### Goal
Count every line in the entries that contains "probably". Report that count alone.

### Given entries

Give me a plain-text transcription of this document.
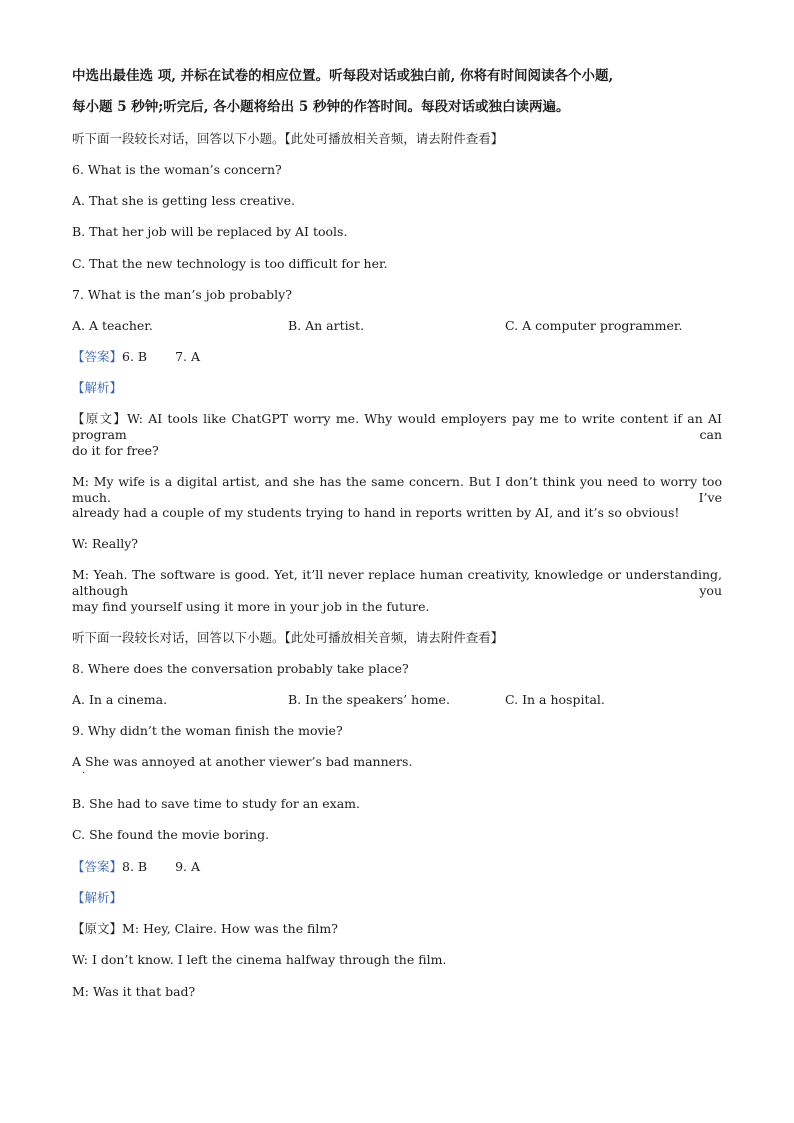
中选出最佳选 项, 并标在试卷的相应位置。听每段对话或独白前, 你将有时间阅读各个小题,
每小题 5 秒钟;听完后, 各小题将给出 5 秒钟的作答时间。每段对话或独白读两遍。
听下面一段较长对话，回答以下小题。【此处可播放相关音频，请去附件查看】
6. What is the woman’s concern?
A. That she is getting less creative.
B. That her job will be replaced by AI tools.
C. That the new technology is too difficult for her.
7. What is the man’s job probably?
A. A teacher.	B. An artist.	C. A computer programmer.
【答案】6. B 7. A
【解析】
【原文】W: AI tools like ChatGPT worry me. Why would employers pay me to write content if an AI program can
do it for free?
M: My wife is a digital artist, and she has the same concern. But I don’t think you need to worry too much. I’ve
already had a couple of my students trying to hand in reports written by AI, and it’s so obvious!
W: Really?
M: Yeah. The software is good. Yet, it’ll never replace human creativity, knowledge or understanding, although you
may find yourself using it more in your job in the future.
听下面一段较长对话，回答以下小题。【此处可播放相关音频，请去附件查看】
8. Where does the conversation probably take place?
A. In a cinema.	B. In the speakers’ home.	C. In a hospital.
9. Why didn’t the woman finish the movie?
A She was annoyed at another viewer’s bad manners.
·
B. She had to save time to study for an exam.
C. She found the movie boring.
【答案】8. B 9. A
【解析】
【原文】M: Hey, Claire. How was the film?
W: I don’t know. I left the cinema halfway through the film.
M: Was it that bad?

### Task response
2